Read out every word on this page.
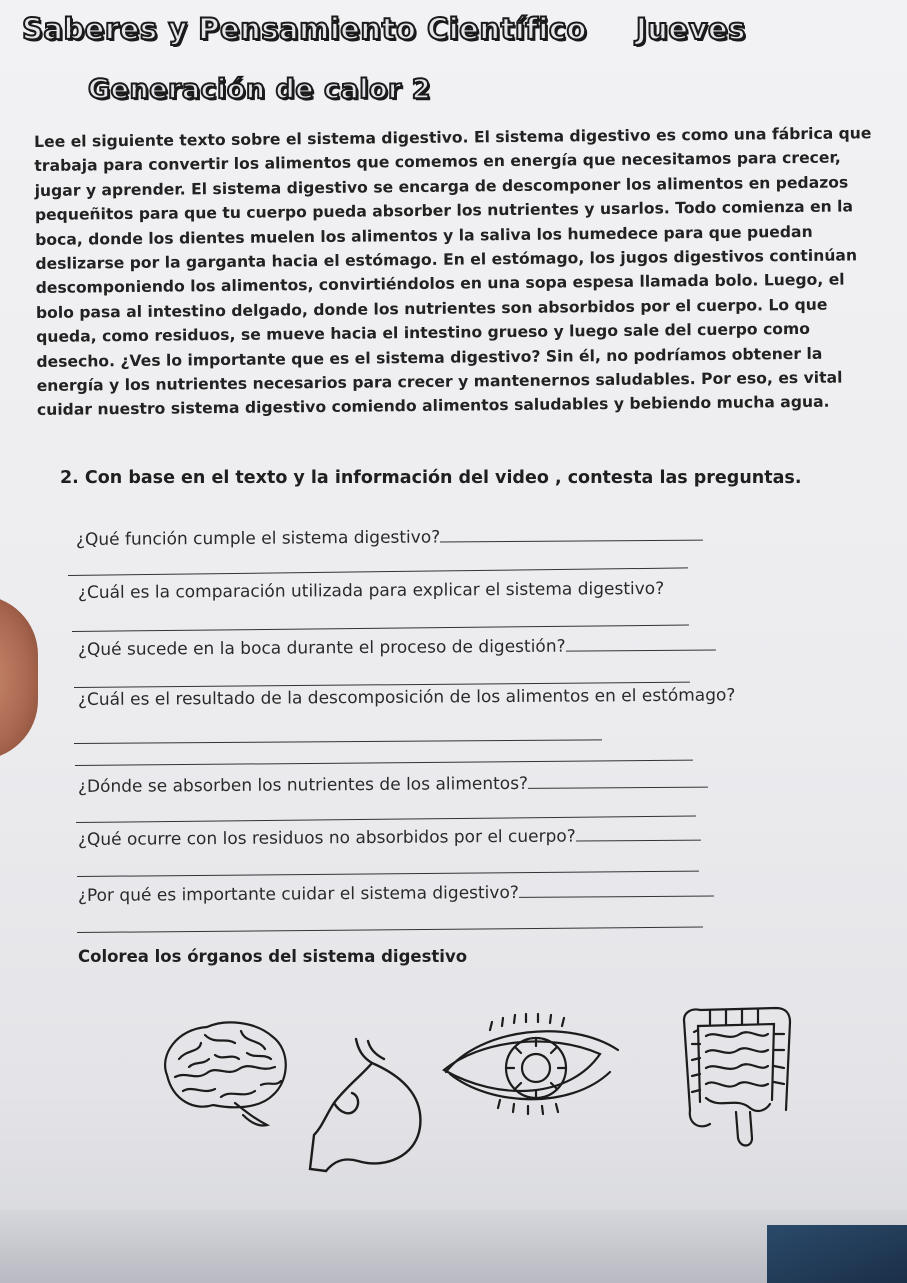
Saberes y Pensamiento Científico Jueves
Generación de calor 2

Lee el siguiente texto sobre el sistema digestivo. El sistema digestivo es como una fábrica que trabaja para convertir los alimentos que comemos en energía que necesitamos para crecer, jugar y aprender. El sistema digestivo se encarga de descomponer los alimentos en pedazos pequeñitos para que tu cuerpo pueda absorber los nutrientes y usarlos. Todo comienza en la boca, donde los dientes muelen los alimentos y la saliva los humedece para que puedan deslizarse por la garganta hacia el estómago. En el estómago, los jugos digestivos continúan descomponiendo los alimentos, convirtiéndolos en una sopa espesa llamada bolo. Luego, el bolo pasa al intestino delgado, donde los nutrientes son absorbidos por el cuerpo. Lo que queda, como residuos, se mueve hacia el intestino grueso y luego sale del cuerpo como desecho. ¿Ves lo importante que es el sistema digestivo? Sin él, no podríamos obtener la energía y los nutrientes necesarios para crecer y mantenernos saludables. Por eso, es vital cuidar nuestro sistema digestivo comiendo alimentos saludables y bebiendo mucha agua.

2. Con base en el texto y la información del video , contesta las preguntas.

¿Qué función cumple el sistema digestivo?

¿Cuál es la comparación utilizada para explicar el sistema digestivo?

¿Qué sucede en la boca durante el proceso de digestión?

¿Cuál es el resultado de la descomposición de los alimentos en el estómago?

¿Dónde se absorben los nutrientes de los alimentos?

¿Qué ocurre con los residuos no absorbidos por el cuerpo?

¿Por qué es importante cuidar el sistema digestivo?

Colorea los órganos del sistema digestivo
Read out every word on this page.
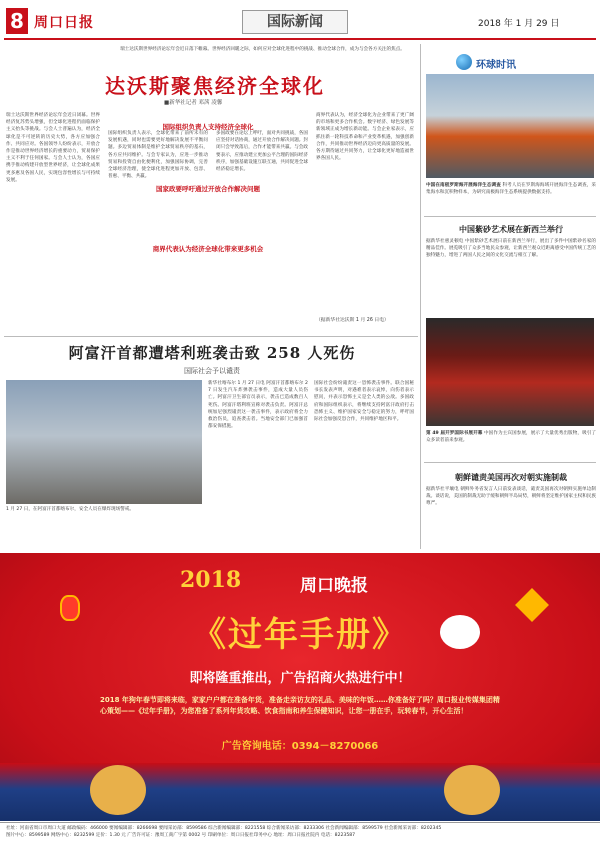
8 周口日报	国际新闻	2018 年 1 月 29 日
瑞士达沃斯世界经济论坛年会近日落下帷幕。世界经济回暖之际，如何应对全球化进程中的挑战、推动全球合作，成为与会各方关注的焦点。
达沃斯聚焦经济全球化
■新华社记者 邓茜 凌馨
瑞士达沃斯世界经济论坛年会近日闭幕。世界经济复苏势头增强，但全球化进程仍面临保护主义抬头等挑战。与会人士普遍认为，经济全球化是不可逆转的历史大势，各方应加强合作、共同应对。各国领导人纷纷表示，开放合作是推动世界经济增长的重要动力，贸易保护主义不利于任何国家。与会人士认为，各国应携手推动构建开放型世界经济，让全球化成果更多惠及各国人民，实现包容性增长与可持续发展。
国际组织负责人表示，全球化带来了前所未有的发展机遇，同时也需要更好地解决发展不平衡问题。多边贸易体制是维护全球贸易秩序的基石，各方应共同维护。与会专家认为，应进一步推动贸易和投资自由化便利化，加强国际协调，完善全球经济治理，使全球化进程更加开放、包容、普惠、平衡、共赢。
多国政要在论坛上呼吁，面对共同挑战，各国应坚持对话协商，通过开放合作解决问题。封闭只会导致落后，合作才能带来共赢。与会政要表示，应推动建立更加公平合理的国际经济秩序，加强基础设施互联互通，共同促进全球经济稳定增长。
商界代表认为，经济全球化为企业带来了更广阔的市场和更多合作机会。数字经济、绿色发展等新领域正成为增长新动能。与会企业家表示，应抓住新一轮科技革命和产业变革机遇，加强创新合作，共同推动世界经济迈向更高质量的发展。各方期待通过共同努力，让全球化更好地造福世界各国人民。
国际组织负责人支持经济全球化
国家政要呼吁通过开放合作解决问题
商界代表认为经济全球化带来更多机会
（据新华社达沃斯 1 月 26 日电）
环球时讯
中国在南极罗斯海开展海洋生态调查 科考人员在罗斯海海域开展海洋生态调查，采集海水和沉积物样本，为研究南极海洋生态系统提供数据支持。
中国紫砂艺术展在新西兰举行
据新华社惠灵顿电 中国紫砂艺术展日前在新西兰举行，展出了多件中国紫砂名家的精品佳作。展览吸引了众多当地民众参观，让新西兰观众近距离感受中国传统工艺的独特魅力，增进了两国人民之间的文化交流与相互了解。
第 49 届开罗国际书展开幕 中国作为主宾国参展，展示了大量优秀出版物，吸引了众多读者前来参观。
朝鲜谴责美国再次对朝实施制裁
据新华社平壤电 朝鲜外务省发言人日前发表谈话，谴责美国再次对朝鲜实施单边制裁。谈话说，美国的制裁无助于缓和朝鲜半岛局势，朝鲜将坚定维护国家主权和民族尊严。
阿富汗首都遭塔利班袭击致 258 人死伤
国际社会予以谴责
1 月 27 日，在阿富汗首都喀布尔，安全人员在爆炸现场警戒。
新华社喀布尔 1 月 27 日电 阿富汗首都喀布尔 27 日发生汽车炸弹袭击事件，造成大量人员伤亡。阿富汗卫生部官员表示，袭击已造成数百人死伤。阿富汗塔利班宣称对袭击负责。阿富汗总统加尼强烈谴责这一袭击事件，表示政府将全力救治伤员，追查袭击者。当地安全部门已加强首都安保措施。
国际社会纷纷谴责这一恐怖袭击事件。联合国秘书长发表声明，对遇难者表示哀悼，向伤者表示慰问，并表示恐怖主义是全人类的公敌。多国政府和国际组织表示，将继续支持阿富汗政府打击恐怖主义、维护国家安全与稳定的努力，呼吁国际社会加强反恐合作，共同维护地区和平。
2018	周口晚报
《过年手册》
即将隆重推出，广告招商火热进行中！
2018 年狗年春节即将来临，家家户户都在准备年货，准备走亲访友的礼品、美味的年饭……你准备好了吗？周口报业传媒集团精心策划——《过年手册》，为您准备了系列年货攻略、饮食指南和养生保健知识，让您一册在手，玩转春节，开心生活！
广告咨询电话：0394－8270066
社址：河南省周口市周口大道 邮政编码：466000 要闻编辑部：8266698 要闻采访部：8599586 综合新闻编辑部：8221558 综合新闻采访部：8233306 社会新闻编辑部：8599579 社会新闻采访部：8202345
图片中心：8599589 网络中心：8232599 定价：1.30 元 广告许可证：豫周工商广字第 0002 号 印刷单位：周口日报社印务中心 地址：周口日报社院内 电话：8223587
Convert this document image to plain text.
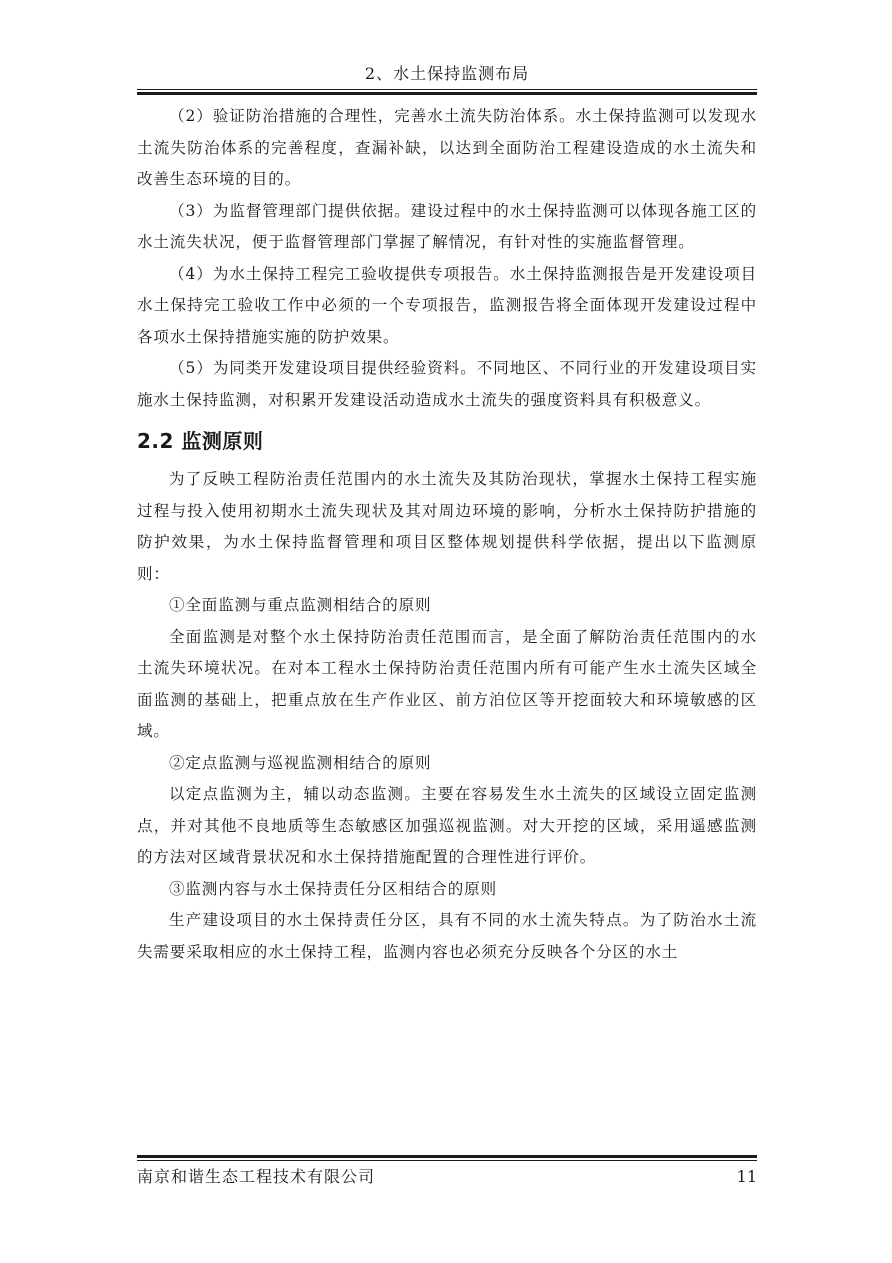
2、水土保持监测布局

（2）验证防治措施的合理性，完善水土流失防治体系。水土保持监测可以发现水土流失防治体系的完善程度，查漏补缺，以达到全面防治工程建设造成的水土流失和改善生态环境的目的。

（3）为监督管理部门提供依据。建设过程中的水土保持监测可以体现各施工区的水土流失状况，便于监督管理部门掌握了解情况，有针对性的实施监督管理。

（4）为水土保持工程完工验收提供专项报告。水土保持监测报告是开发建设项目水土保持完工验收工作中必须的一个专项报告，监测报告将全面体现开发建设过程中各项水土保持措施实施的防护效果。

（5）为同类开发建设项目提供经验资料。不同地区、不同行业的开发建设项目实施水土保持监测，对积累开发建设活动造成水土流失的强度资料具有积极意义。

2.2 监测原则

为了反映工程防治责任范围内的水土流失及其防治现状，掌握水土保持工程实施过程与投入使用初期水土流失现状及其对周边环境的影响，分析水土保持防护措施的防护效果，为水土保持监督管理和项目区整体规划提供科学依据，提出以下监测原则：

①全面监测与重点监测相结合的原则

全面监测是对整个水土保持防治责任范围而言，是全面了解防治责任范围内的水土流失环境状况。在对本工程水土保持防治责任范围内所有可能产生水土流失区域全面监测的基础上，把重点放在生产作业区、前方泊位区等开挖面较大和环境敏感的区域。

②定点监测与巡视监测相结合的原则

以定点监测为主，辅以动态监测。主要在容易发生水土流失的区域设立固定监测点，并对其他不良地质等生态敏感区加强巡视监测。对大开挖的区域，采用遥感监测的方法对区域背景状况和水土保持措施配置的合理性进行评价。

③监测内容与水土保持责任分区相结合的原则

生产建设项目的水土保持责任分区，具有不同的水土流失特点。为了防治水土流失需要采取相应的水土保持工程，监测内容也必须充分反映各个分区的水土

南京和谐生态工程技术有限公司	11
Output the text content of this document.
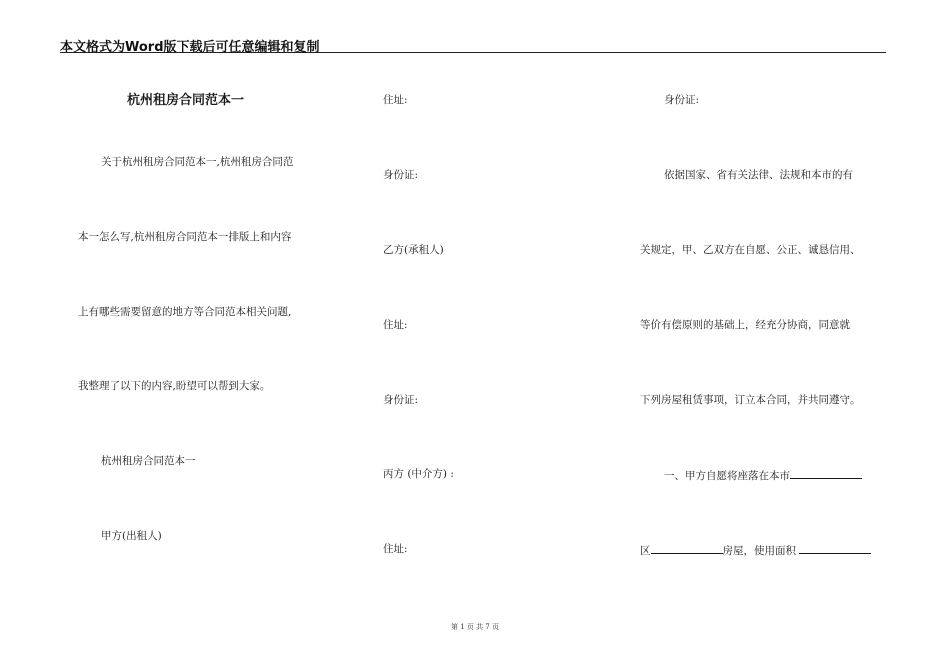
本文格式为Word版下载后可任意编辑和复制
杭州租房合同范本一
关于杭州租房合同范本一,杭州租房合同范
本一怎么写,杭州租房合同范本一排版上和内容
上有哪些需要留意的地方等合同范本相关问题,
我整理了以下的内容,盼望可以帮到大家。
杭州租房合同范本一
甲方(出租人)
住址:
身份证:
乙方(承租人)
住址:
身份证:
丙方 (中介方) :
住址:
身份证:
依据国家、省有关法律、法规和本市的有
关规定，甲、乙双方在自愿、公正、诚恳信用、
等价有偿原则的基础上，经充分协商，同意就
下列房屋租赁事项，订立本合同，并共同遵守。
一、甲方自愿将座落在本市
区	房屋，使用面积
第 1 页 共 7 页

▶ [STATED GOAL] From the entries above, collect every line with the string "过年手册" in it.

▶ [RESPONSE BELOW]
《过年手册》
2018 年狗年春节即将来临，家家户户都在准备年货，准备走亲访友的礼品、美味的年饭……你准备好了吗？周口报业传媒集团精心策划——《过年手册》，为您准备了系列年货攻略、饮食指南和养生保健知识，让您一册在手，玩转春节，开心生活！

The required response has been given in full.